→ GIVEN EXERCISE: From the material below, list every line containing "text".

— START —

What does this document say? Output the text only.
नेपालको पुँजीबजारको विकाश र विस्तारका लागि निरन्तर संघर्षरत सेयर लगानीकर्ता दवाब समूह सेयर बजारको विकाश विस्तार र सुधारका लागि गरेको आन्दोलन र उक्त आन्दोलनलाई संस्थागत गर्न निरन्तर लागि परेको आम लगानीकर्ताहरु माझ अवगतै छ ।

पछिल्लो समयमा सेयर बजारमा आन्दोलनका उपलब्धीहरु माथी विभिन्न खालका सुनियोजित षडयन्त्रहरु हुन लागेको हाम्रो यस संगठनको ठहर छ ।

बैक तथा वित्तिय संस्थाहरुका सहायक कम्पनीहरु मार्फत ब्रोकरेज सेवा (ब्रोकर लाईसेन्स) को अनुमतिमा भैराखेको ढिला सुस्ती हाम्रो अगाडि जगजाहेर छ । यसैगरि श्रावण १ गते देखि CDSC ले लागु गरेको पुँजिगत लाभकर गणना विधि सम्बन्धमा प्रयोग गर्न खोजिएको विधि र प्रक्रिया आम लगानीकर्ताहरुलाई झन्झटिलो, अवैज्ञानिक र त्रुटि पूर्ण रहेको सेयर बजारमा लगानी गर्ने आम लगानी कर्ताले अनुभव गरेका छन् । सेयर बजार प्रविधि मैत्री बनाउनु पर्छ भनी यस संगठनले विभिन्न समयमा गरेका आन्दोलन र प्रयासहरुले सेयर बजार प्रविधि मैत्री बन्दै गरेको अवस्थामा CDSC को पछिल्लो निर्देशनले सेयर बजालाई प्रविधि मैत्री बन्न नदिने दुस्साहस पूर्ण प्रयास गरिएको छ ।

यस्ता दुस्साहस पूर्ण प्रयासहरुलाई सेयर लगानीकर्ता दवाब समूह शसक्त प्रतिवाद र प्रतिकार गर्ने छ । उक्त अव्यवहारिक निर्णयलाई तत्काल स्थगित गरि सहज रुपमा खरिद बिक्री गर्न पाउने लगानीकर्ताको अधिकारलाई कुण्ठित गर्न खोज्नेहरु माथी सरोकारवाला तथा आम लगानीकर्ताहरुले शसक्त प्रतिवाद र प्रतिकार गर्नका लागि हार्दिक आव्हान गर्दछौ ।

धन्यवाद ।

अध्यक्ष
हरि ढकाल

— END —
— START —

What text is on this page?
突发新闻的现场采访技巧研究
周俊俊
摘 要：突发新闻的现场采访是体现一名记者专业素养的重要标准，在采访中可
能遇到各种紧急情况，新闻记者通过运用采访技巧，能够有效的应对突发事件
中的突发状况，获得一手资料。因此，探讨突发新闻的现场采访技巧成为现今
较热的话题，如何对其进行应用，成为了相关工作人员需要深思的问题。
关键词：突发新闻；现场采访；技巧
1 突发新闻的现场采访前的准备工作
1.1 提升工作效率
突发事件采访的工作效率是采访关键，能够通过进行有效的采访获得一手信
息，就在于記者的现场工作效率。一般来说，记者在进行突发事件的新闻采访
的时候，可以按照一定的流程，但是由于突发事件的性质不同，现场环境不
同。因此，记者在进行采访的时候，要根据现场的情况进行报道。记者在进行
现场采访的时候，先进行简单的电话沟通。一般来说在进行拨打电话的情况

— END —

→ SOLUTION FOR THIS PROBLEM:
What does this document say? Output the text only.
What text is on this page?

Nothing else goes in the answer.